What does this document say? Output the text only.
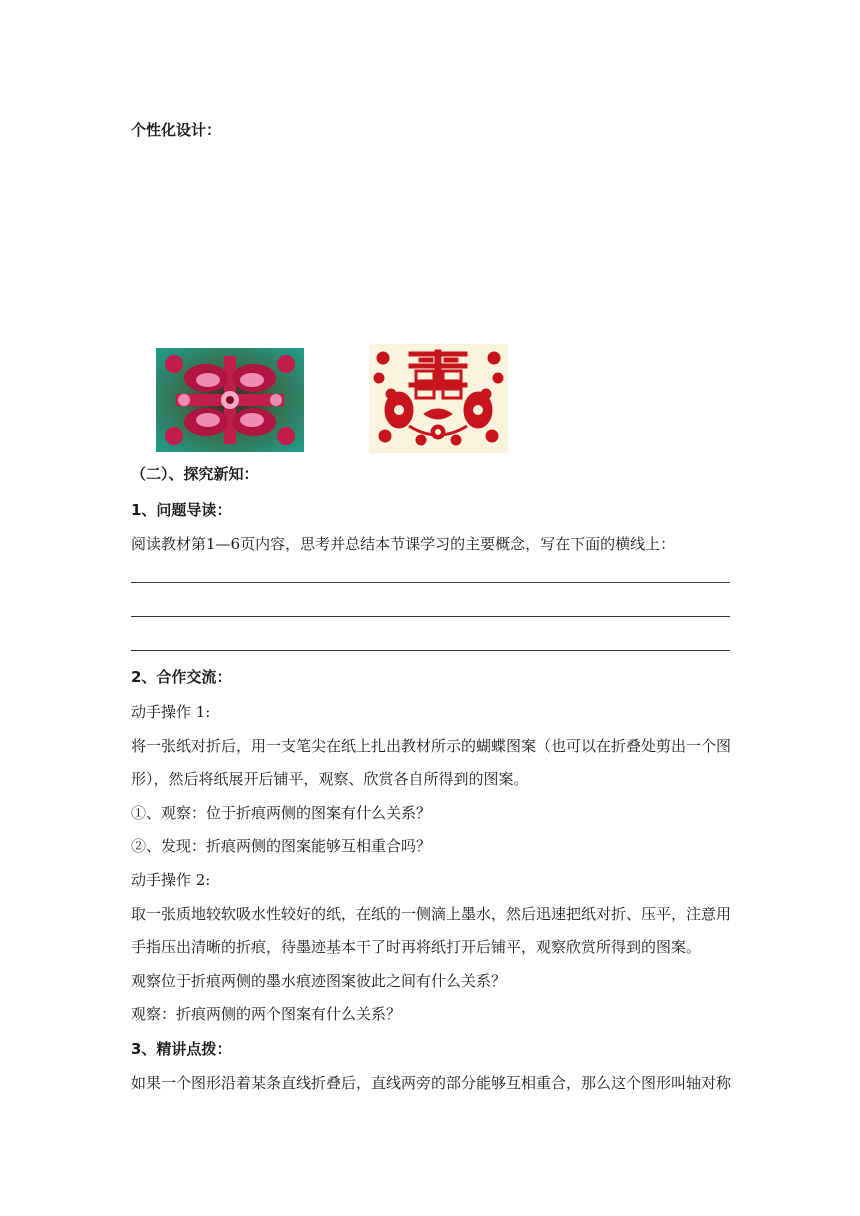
个性化设计：
（二）、探究新知：
1、问题导读：
阅读教材第1—6页内容，思考并总结本节课学习的主要概念，写在下面的横线上：
2、合作交流：
动手操作 1:
将一张纸对折后，用一支笔尖在纸上扎出教材所示的蝴蝶图案（也可以在折叠处剪出一个图
形），然后将纸展开后铺平，观察、欣赏各自所得到的图案。
①、观察：位于折痕两侧的图案有什么关系？
②、发现：折痕两侧的图案能够互相重合吗？
动手操作 2:
取一张质地较软吸水性较好的纸，在纸的一侧滴上墨水，然后迅速把纸对折、压平，注意用
手指压出清晰的折痕，待墨迹基本干了时再将纸打开后铺平，观察欣赏所得到的图案。
观察位于折痕两侧的墨水痕迹图案彼此之间有什么关系？
观察：折痕两侧的两个图案有什么关系？
3、精讲点拨：
如果一个图形沿着某条直线折叠后，直线两旁的部分能够互相重合，那么这个图形叫轴对称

■ **Written problem**
Omit pictures; set down the rest of the material word for word.

■ **Output below**
What does this document say? Output the text only.
个性化设计：
（二）、探究新知：
1、问题导读：
阅读教材第1—6页内容，思考并总结本节课学习的主要概念，写在下面的横线上：
2、合作交流：
动手操作 1:
将一张纸对折后，用一支笔尖在纸上扎出教材所示的蝴蝶图案（也可以在折叠处剪出一个图
形），然后将纸展开后铺平，观察、欣赏各自所得到的图案。
①、观察：位于折痕两侧的图案有什么关系？
②、发现：折痕两侧的图案能够互相重合吗？
动手操作 2:
取一张质地较软吸水性较好的纸，在纸的一侧滴上墨水，然后迅速把纸对折、压平，注意用
手指压出清晰的折痕，待墨迹基本干了时再将纸打开后铺平，观察欣赏所得到的图案。
观察位于折痕两侧的墨水痕迹图案彼此之间有什么关系？
观察：折痕两侧的两个图案有什么关系？
3、精讲点拨：
如果一个图形沿着某条直线折叠后，直线两旁的部分能够互相重合，那么这个图形叫轴对称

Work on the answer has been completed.